Task data:
▬▬▬▬▬▬▬▬▬▬

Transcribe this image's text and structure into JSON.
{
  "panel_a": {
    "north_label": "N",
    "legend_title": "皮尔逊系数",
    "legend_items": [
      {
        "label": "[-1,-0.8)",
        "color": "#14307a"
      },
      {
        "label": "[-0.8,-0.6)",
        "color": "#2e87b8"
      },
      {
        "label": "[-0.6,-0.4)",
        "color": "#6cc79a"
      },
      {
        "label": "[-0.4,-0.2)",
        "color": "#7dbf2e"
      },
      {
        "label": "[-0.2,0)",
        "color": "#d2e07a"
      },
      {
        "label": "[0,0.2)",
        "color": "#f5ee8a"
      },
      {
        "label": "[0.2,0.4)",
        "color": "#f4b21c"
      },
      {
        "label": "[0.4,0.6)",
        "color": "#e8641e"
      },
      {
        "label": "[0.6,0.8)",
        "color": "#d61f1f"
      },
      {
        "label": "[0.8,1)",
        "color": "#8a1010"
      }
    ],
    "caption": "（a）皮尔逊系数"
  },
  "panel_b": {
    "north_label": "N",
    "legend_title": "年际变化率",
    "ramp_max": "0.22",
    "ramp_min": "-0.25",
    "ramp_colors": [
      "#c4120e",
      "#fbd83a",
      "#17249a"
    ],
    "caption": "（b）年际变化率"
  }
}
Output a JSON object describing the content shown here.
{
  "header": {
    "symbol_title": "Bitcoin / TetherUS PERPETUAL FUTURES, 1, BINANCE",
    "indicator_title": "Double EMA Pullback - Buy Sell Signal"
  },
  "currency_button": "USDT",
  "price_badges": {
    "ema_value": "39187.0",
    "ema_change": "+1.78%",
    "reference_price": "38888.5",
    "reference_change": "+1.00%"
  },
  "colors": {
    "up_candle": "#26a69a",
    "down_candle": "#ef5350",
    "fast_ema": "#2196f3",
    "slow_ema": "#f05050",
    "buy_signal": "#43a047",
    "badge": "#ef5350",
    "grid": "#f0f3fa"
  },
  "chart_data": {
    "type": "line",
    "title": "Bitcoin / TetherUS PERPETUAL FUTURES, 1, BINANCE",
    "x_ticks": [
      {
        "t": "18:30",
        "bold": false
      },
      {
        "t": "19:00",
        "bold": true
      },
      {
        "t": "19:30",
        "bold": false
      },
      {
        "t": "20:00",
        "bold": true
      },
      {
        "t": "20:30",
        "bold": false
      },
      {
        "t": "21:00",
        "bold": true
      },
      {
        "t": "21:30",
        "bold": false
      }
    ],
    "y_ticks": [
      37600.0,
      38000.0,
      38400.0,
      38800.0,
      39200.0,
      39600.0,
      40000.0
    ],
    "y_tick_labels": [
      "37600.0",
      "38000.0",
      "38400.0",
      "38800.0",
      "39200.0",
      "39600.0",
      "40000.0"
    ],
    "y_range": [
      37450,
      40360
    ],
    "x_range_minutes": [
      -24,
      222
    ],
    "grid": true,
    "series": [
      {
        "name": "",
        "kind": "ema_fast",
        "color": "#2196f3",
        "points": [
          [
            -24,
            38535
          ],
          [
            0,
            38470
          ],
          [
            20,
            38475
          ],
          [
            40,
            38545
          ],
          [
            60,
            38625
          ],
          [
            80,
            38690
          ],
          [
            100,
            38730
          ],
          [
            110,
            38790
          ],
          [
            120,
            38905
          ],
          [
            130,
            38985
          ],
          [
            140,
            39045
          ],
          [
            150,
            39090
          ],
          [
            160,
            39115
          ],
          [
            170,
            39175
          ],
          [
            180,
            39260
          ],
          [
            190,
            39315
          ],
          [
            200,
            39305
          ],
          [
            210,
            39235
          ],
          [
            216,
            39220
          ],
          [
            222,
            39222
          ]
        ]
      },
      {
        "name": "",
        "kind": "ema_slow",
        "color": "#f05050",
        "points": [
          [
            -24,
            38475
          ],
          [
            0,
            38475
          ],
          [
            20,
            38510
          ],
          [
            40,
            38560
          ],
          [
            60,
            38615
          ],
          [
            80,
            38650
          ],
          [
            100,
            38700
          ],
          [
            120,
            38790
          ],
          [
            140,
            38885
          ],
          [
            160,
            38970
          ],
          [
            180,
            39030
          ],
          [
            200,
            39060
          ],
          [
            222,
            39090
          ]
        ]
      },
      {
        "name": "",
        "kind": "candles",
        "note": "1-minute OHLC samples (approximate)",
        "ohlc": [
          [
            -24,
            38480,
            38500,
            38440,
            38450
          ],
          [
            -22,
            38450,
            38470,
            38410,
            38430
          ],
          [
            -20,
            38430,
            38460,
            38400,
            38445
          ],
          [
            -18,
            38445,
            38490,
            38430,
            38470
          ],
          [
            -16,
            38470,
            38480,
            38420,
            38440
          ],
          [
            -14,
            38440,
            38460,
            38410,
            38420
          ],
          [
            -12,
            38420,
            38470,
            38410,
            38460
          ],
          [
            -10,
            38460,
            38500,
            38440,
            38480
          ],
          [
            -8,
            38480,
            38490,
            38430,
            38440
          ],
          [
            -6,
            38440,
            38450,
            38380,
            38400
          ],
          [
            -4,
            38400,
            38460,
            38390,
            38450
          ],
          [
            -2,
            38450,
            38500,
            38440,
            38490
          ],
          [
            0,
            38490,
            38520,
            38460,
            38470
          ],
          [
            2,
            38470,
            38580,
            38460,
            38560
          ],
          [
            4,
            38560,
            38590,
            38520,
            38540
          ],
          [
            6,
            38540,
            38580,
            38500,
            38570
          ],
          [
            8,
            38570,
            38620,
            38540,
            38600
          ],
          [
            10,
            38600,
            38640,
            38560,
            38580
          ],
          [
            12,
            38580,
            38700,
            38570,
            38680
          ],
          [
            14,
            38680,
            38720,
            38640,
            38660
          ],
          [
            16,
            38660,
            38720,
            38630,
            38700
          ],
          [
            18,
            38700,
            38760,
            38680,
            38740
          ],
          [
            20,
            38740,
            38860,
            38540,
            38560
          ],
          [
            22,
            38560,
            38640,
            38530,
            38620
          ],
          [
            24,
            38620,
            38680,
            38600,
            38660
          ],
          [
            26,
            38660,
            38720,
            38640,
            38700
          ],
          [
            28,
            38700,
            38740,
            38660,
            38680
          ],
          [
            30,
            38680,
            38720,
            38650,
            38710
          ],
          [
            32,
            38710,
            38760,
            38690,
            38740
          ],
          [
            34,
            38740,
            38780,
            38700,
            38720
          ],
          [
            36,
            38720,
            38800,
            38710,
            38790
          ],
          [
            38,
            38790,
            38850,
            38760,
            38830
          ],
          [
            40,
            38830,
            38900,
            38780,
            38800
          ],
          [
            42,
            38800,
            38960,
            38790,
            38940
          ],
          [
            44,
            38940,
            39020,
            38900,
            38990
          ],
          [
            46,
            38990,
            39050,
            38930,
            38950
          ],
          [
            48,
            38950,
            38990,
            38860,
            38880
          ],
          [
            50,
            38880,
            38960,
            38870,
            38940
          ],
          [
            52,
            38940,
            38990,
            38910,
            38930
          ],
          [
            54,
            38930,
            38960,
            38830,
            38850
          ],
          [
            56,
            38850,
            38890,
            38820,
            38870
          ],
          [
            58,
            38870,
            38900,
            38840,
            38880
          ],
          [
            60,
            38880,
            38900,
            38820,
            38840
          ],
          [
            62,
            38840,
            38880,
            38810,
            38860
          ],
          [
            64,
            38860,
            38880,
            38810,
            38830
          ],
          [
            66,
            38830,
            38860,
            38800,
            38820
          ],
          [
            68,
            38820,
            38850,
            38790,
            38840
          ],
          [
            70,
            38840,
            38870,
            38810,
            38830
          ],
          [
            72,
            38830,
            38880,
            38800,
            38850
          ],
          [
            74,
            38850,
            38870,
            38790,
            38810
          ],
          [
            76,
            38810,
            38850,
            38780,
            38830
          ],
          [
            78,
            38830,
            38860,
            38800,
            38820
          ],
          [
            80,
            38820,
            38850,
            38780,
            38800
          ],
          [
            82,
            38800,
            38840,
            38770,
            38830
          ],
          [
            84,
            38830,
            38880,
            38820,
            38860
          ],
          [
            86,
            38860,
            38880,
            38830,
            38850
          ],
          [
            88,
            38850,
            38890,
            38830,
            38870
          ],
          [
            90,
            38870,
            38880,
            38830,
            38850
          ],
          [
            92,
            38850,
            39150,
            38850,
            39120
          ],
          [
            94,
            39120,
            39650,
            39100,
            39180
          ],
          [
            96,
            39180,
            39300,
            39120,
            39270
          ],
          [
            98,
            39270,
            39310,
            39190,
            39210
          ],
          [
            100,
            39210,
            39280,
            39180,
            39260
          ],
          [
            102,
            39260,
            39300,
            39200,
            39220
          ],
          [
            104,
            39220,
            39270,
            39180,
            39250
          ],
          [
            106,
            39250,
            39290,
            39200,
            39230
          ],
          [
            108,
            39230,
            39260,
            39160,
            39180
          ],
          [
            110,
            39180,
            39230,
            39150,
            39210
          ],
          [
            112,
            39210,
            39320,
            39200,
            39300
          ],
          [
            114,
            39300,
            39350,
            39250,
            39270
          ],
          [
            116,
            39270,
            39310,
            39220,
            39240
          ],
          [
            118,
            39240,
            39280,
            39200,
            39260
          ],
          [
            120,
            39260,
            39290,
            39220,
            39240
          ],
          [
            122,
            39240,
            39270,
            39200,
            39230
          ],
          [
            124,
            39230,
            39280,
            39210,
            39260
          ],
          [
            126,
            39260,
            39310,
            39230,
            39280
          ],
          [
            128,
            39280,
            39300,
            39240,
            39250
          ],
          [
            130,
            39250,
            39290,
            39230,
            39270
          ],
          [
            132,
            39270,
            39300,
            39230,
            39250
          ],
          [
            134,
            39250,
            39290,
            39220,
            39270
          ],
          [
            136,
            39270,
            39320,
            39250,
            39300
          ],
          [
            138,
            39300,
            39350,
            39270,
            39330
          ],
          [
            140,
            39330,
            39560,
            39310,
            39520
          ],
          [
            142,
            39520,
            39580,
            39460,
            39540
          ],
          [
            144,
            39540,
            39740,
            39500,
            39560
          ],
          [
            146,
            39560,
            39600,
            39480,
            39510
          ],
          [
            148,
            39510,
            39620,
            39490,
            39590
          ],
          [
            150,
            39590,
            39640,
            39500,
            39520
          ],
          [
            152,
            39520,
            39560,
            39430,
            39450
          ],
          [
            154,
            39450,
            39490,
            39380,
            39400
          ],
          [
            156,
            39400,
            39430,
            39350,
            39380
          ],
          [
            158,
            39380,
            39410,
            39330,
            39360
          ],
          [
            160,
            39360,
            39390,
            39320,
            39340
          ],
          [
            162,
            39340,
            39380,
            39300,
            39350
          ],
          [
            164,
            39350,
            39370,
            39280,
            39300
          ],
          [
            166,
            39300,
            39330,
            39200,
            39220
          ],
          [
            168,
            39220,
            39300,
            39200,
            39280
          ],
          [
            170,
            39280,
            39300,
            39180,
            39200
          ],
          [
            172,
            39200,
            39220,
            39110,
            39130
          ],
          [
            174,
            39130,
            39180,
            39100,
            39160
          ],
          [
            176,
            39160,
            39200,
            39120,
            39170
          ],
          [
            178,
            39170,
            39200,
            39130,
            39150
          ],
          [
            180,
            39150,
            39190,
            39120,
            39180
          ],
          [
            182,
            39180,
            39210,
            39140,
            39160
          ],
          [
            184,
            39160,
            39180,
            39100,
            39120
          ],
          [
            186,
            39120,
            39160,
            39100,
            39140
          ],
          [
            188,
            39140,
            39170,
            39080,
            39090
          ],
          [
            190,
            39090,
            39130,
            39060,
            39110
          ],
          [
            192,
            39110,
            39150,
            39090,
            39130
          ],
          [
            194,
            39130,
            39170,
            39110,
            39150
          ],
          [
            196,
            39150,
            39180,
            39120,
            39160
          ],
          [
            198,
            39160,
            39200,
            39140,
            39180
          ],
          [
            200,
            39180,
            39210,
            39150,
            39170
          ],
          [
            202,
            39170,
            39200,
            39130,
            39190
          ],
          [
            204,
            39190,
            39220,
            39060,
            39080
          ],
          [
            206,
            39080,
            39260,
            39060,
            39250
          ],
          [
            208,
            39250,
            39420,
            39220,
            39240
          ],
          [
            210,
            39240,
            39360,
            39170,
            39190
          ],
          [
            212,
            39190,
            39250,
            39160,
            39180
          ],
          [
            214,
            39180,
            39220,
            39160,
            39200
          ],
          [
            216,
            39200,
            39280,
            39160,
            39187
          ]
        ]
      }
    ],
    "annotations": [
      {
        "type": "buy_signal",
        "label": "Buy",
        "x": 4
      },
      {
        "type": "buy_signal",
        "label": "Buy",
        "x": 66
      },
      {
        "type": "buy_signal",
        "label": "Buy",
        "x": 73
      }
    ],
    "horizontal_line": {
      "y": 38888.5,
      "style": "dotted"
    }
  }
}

▬▬▬▬▬▬▬▬▬▬

Your goal: Among the records above, find each line holding the string "TetherUS" and pull it out.

Answer:
    "symbol_title": "Bitcoin / TetherUS PERPETUAL FUTURES, 1, BINANCE",
    "title": "Bitcoin / TetherUS PERPETUAL FUTURES, 1, BINANCE",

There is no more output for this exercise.